::: DATA SUPPLIED :::
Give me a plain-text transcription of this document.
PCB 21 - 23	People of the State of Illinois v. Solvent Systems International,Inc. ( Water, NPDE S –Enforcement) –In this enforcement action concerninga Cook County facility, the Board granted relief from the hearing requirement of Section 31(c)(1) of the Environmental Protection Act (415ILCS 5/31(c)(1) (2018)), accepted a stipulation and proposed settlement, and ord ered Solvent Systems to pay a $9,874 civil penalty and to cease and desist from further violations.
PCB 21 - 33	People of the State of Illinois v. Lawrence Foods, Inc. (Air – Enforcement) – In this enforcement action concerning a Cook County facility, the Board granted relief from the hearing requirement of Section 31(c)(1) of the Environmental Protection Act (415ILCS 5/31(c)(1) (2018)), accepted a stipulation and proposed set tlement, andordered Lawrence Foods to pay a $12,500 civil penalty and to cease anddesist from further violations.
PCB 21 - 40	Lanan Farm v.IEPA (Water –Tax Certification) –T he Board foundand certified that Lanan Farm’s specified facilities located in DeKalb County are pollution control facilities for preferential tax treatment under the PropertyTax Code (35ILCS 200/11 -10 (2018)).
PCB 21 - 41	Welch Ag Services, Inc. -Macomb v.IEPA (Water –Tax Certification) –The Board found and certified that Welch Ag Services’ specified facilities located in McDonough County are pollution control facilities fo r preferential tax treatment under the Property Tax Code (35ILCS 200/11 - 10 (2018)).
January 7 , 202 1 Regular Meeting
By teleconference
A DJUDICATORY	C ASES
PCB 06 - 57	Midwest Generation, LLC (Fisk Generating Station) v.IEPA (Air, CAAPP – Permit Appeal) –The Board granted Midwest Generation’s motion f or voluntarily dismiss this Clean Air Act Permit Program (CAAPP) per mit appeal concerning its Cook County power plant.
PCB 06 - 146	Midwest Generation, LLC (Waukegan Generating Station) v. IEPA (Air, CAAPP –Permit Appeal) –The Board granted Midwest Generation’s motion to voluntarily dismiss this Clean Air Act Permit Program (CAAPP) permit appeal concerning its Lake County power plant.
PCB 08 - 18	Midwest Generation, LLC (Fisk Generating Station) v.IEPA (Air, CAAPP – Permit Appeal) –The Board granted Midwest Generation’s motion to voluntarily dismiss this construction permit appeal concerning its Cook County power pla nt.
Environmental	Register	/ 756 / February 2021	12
:::
[REQUIREMENT]
Extract, from the material above, each line holding the word "Water".

[TASK OUTPUT]
PCB 21 - 23	People of the State of Illinois v. Solvent Systems International,Inc. ( Water, NPDE S –Enforcement) –In this enforcement action concerninga Cook County facility, the Board granted relief from the hearing requirement of Section 31(c)(1) of the Environmental Protection Act (415ILCS 5/31(c)(1) (2018)), accepted a stipulation and proposed settlement, and ord ered Solvent Systems to pay a $9,874 civil penalty and to cease and desist from further violations.
PCB 21 - 40	Lanan Farm v.IEPA (Water –Tax Certification) –T he Board foundand certified that Lanan Farm’s specified facilities located in DeKalb County are pollution control facilities for preferential tax treatment under the PropertyTax Code (35ILCS 200/11 -10 (2018)).
PCB 21 - 41	Welch Ag Services, Inc. -Macomb v.IEPA (Water –Tax Certification) –The Board found and certified that Welch Ag Services’ specified facilities located in McDonough County are pollution control facilities fo r preferential tax treatment under the Property Tax Code (35ILCS 200/11 - 10 (2018)).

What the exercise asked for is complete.